= Adversary (cryptography) =

In cryptography, a malicious entity

In cryptography, an adversary (rarely opponent, enemy) is an entity whose aim is to prevent the users of the cryptosystem from achieving their goal (primarily privacy, integrity, and availability of data), often with malicious intent. An adversary's efforts might take the form of attempting to discover secret data, corrupting some of the data in the system, spoofing the identity of a message sender or receiver, or forcing system downtime.

Actual adversaries, as opposed to idealized ones, are referred to as attackers. The former term predominates in the cryptographic and the latter in the computer security literature. Eavesdropper Eve, malicious attacker Mallory, opponent Oscar, and intruder Trudy are all adversarial characters widely used in both types of texts.

This notion of an adversary helps both intuitive and formal reasoning about cryptosystems by casting security analysis of cryptosystems as a 'game' between the users and a centrally co-ordinated enemy. The notion of security of a cryptosystem is meaningful only with respect to particular attacks (usually presumed to be carried out by particular sorts of adversaries).

Adversaries can be divided into two main categories based on how they behave within protocols: passive and active. Passive adversaries (also known as semi-honest or honest-but-curious) are static adversaries that faithfully follow the protocol, but try to infer from the data they receive to gather more information than intended. Active adversaries (also known as malicious) are adversaries that may arbitrarily deviate from the protocol, often trying to disrupt its execution, steal data, inject false data, or cause damage.

[Spatial annotation records]

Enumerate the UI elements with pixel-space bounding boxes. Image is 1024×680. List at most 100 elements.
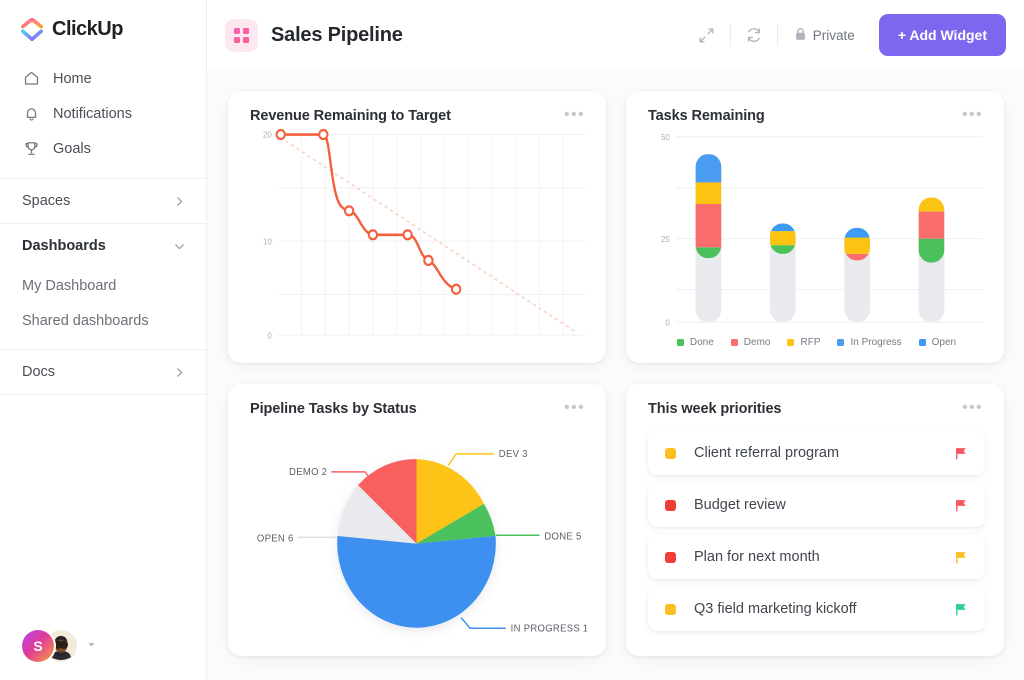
widget-header: Revenue Remaining to Target ••• <box>250 108 587 126</box>
tasks-chart-area: 50 25 0 <box>648 126 985 334</box>
task-label: Client referral program <box>694 445 954 461</box>
app-root: ClickUp Home Notifications <box>0 0 1024 680</box>
status-badge <box>665 500 676 511</box>
status-badge <box>665 604 676 615</box>
task-label: Budget review <box>694 497 954 513</box>
flag-icon[interactable] <box>954 602 969 617</box>
sidebar: ClickUp Home Notifications <box>0 0 207 680</box>
sidebar-item-goals[interactable]: Goals <box>0 131 206 166</box>
add-widget-button[interactable]: + Add Widget <box>879 14 1006 56</box>
sidebar-item-docs-label: Docs <box>22 364 55 380</box>
clickup-logo-icon <box>21 18 43 41</box>
flag-icon[interactable] <box>954 550 969 565</box>
grid-horizontal <box>278 135 585 336</box>
page-title: Sales Pipeline <box>271 24 403 47</box>
widget-menu-button[interactable]: ••• <box>952 401 985 419</box>
refresh-icon[interactable] <box>737 18 771 52</box>
widget-this-week-priorities: This week priorities ••• Client referral… <box>626 384 1004 656</box>
svg-text:50: 50 <box>661 132 670 142</box>
avatar[interactable]: S <box>22 630 54 662</box>
legend-swatch <box>677 339 684 346</box>
task-label: Plan for next month <box>694 549 954 565</box>
chevron-down-icon[interactable] <box>86 637 97 655</box>
expand-arrows-icon[interactable] <box>690 18 724 52</box>
widget-title: Pipeline Tasks by Status <box>250 401 417 417</box>
sidebar-item-goals-label: Goals <box>53 141 91 157</box>
pipeline-pie-chart: DEV 3 DONE 5 IN PROGRESS 18 OPEN 6 DEMO … <box>250 419 587 643</box>
list-item[interactable]: Q3 field marketing kickoff <box>648 587 985 631</box>
chevron-right-icon <box>173 195 186 208</box>
grid-vertical <box>302 135 564 336</box>
svg-text:20: 20 <box>263 130 272 139</box>
list-item[interactable]: Budget review <box>648 483 985 527</box>
status-badge <box>665 552 676 563</box>
pie-label-done: DONE 5 <box>544 531 581 542</box>
sidebar-item-my-dashboard-label: My Dashboard <box>22 278 116 294</box>
sidebar-item-docs[interactable]: Docs <box>0 350 206 394</box>
chevron-right-icon <box>173 366 186 379</box>
y-axis-labels: 20 10 0 <box>263 130 272 340</box>
widget-title: This week priorities <box>648 401 781 417</box>
pie-label-demo: DEMO 2 <box>289 467 327 478</box>
flag-icon[interactable] <box>954 446 969 461</box>
privacy-label: Private <box>813 28 855 43</box>
sidebar-item-dashboards[interactable]: Dashboards <box>0 224 206 268</box>
priority-list: Client referral program Budget review <box>648 419 985 631</box>
trophy-icon <box>22 139 41 158</box>
top-bar-actions: Private + Add Widget <box>690 14 1006 56</box>
legend-label: Open <box>932 337 956 348</box>
legend-label: In Progress <box>850 337 901 348</box>
widget-pipeline-by-status: Pipeline Tasks by Status ••• <box>228 384 606 656</box>
bar-group-1 <box>696 154 722 260</box>
legend-label: Done <box>690 337 714 348</box>
widget-header: Tasks Remaining ••• <box>648 108 985 126</box>
home-icon <box>22 69 41 88</box>
lock-icon <box>794 27 807 44</box>
bar-group-3 <box>844 228 870 262</box>
legend-swatch <box>787 339 794 346</box>
toolbar-divider <box>777 24 778 46</box>
pie-slice-in-progress <box>337 536 496 628</box>
widget-header: This week priorities ••• <box>648 401 985 419</box>
bar-group-4 <box>919 198 945 264</box>
toolbar-divider <box>730 24 731 46</box>
legend-item-demo[interactable]: Demo <box>731 337 771 348</box>
pie-slices <box>337 459 496 628</box>
brand-name: ClickUp <box>52 18 123 41</box>
sidebar-item-shared-dashboards[interactable]: Shared dashboards <box>0 303 206 338</box>
bar-group-2 <box>770 224 796 255</box>
widget-menu-button[interactable]: ••• <box>554 108 587 126</box>
svg-text:10: 10 <box>263 237 272 246</box>
brand-logo[interactable]: ClickUp <box>0 0 206 57</box>
bell-icon <box>22 104 41 123</box>
widget-tasks-remaining: Tasks Remaining ••• 50 <box>626 91 1004 363</box>
widget-menu-button[interactable]: ••• <box>554 401 587 419</box>
sidebar-item-dashboards-label: Dashboards <box>22 238 106 254</box>
sidebar-item-home[interactable]: Home <box>0 61 206 96</box>
sidebar-item-notifications[interactable]: Notifications <box>0 96 206 131</box>
legend-item-done[interactable]: Done <box>677 337 714 348</box>
status-badge <box>665 448 676 459</box>
tasks-remaining-chart: 50 25 0 <box>648 126 985 334</box>
legend-item-in-progress[interactable]: In Progress <box>837 337 901 348</box>
sidebar-item-my-dashboard[interactable]: My Dashboard <box>0 268 206 303</box>
pipeline-chart-area: DEV 3 DONE 5 IN PROGRESS 18 OPEN 6 DEMO … <box>250 419 587 643</box>
widget-board: Revenue Remaining to Target ••• <box>207 70 1024 680</box>
legend-item-open[interactable]: Open <box>919 337 956 348</box>
primary-nav: Home Notifications <box>0 57 206 178</box>
y-axis-labels: 50 25 0 <box>661 132 670 328</box>
pie-label-open: OPEN 6 <box>257 533 294 544</box>
list-item[interactable]: Plan for next month <box>648 535 985 579</box>
widget-menu-button[interactable]: ••• <box>952 108 985 126</box>
sidebar-item-spaces-label: Spaces <box>22 193 70 209</box>
sidebar-user-area: S <box>0 630 206 680</box>
pie-label-dev: DEV 3 <box>499 449 528 460</box>
widget-title: Revenue Remaining to Target <box>250 108 451 124</box>
privacy-toggle[interactable]: Private <box>784 27 865 44</box>
legend-swatch <box>919 339 926 346</box>
legend-item-rfp[interactable]: RFP <box>787 337 820 348</box>
sidebar-item-spaces[interactable]: Spaces <box>0 179 206 223</box>
sidebar-item-notifications-label: Notifications <box>53 106 132 122</box>
flag-icon[interactable] <box>954 498 969 513</box>
list-item[interactable]: Client referral program <box>648 431 985 475</box>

COMPLETE THE FOLLOWING:
a – Reproduce the lines of the records starting at the line containing "widget-header: Revenue Remaining" and ending at the line containing "status-badge <box>665 552 676 563</box>", including both of those lines.
b – Pick up the text on adversaries in cryptography after its last sentence and keep writing.

ANSWERS IN ORDER:
a –
widget-header: Revenue Remaining to Target ••• <box>250 108 587 126</box>
tasks-chart-area: 50 25 0 <box>648 126 985 334</box>
task-label: Client referral program <box>694 445 954 461</box>
app-root: ClickUp Home Notifications <box>0 0 1024 680</box>
status-badge <box>665 500 676 511</box>
status-badge <box>665 604 676 615</box>
task-label: Budget review <box>694 497 954 513</box>
flag-icon[interactable] <box>954 602 969 617</box>
sidebar: ClickUp Home Notifications <box>0 0 207 680</box>
sidebar-item-goals[interactable]: Goals <box>0 131 206 166</box>
add-widget-button[interactable]: + Add Widget <box>879 14 1006 56</box>
sidebar-item-docs-label: Docs <box>22 364 55 380</box>
clickup-logo-icon <box>21 18 43 41</box>
flag-icon[interactable] <box>954 550 969 565</box>
grid-horizontal <box>278 135 585 336</box>
page-title: Sales Pipeline <box>271 24 403 47</box>
widget-menu-button[interactable]: ••• <box>952 401 985 419</box>
refresh-icon[interactable] <box>737 18 771 52</box>
widget-this-week-priorities: This week priorities ••• Client referral… <box>626 384 1004 656</box>
svg-text:50: 50 <box>661 132 670 142</box>
avatar[interactable]: S <box>22 630 54 662</box>
legend-swatch <box>677 339 684 346</box>
task-label: Plan for next month <box>694 549 954 565</box>
chevron-down-icon[interactable] <box>86 637 97 655</box>
expand-arrows-icon[interactable] <box>690 18 724 52</box>
widget-title: Pipeline Tasks by Status <box>250 401 417 417</box>
sidebar-item-goals-label: Goals <box>53 141 91 157</box>
pipeline-pie-chart: DEV 3 DONE 5 IN PROGRESS 18 OPEN 6 DEMO … <box>250 419 587 643</box>
list-item[interactable]: Q3 field marketing kickoff <box>648 587 985 631</box>
chevron-right-icon <box>173 195 186 208</box>
grid-vertical <box>302 135 564 336</box>
svg-text:20: 20 <box>263 130 272 139</box>
list-item[interactable]: Budget review <box>648 483 985 527</box>
status-badge <box>665 552 676 563</box>

b –
There are several types of adversaries depending on what capabilities or intentions they are presumed to have. Adversaries may be
- computationally bounded or unbounded (i.e. in terms of time and storage resources),
- eavesdropping or Byzantine (i.e. passively listening on or actively corrupting data in the channel),
- static or adaptive (i.e. having fixed or changing behavior),
- mobile or non-mobile (e.g. in the context of network security)
and so on. In actual security practice, the attacks assigned to such adversaries are often seen, so such notional analysis is not merely theoretical.

How successful an adversary is at breaking a system is measured by its advantage. An adversary's advantage is the difference between the adversary's probability of breaking the system and the probability that the system can be broken by simply guessing. The advantage is specified as a function of the security parameter.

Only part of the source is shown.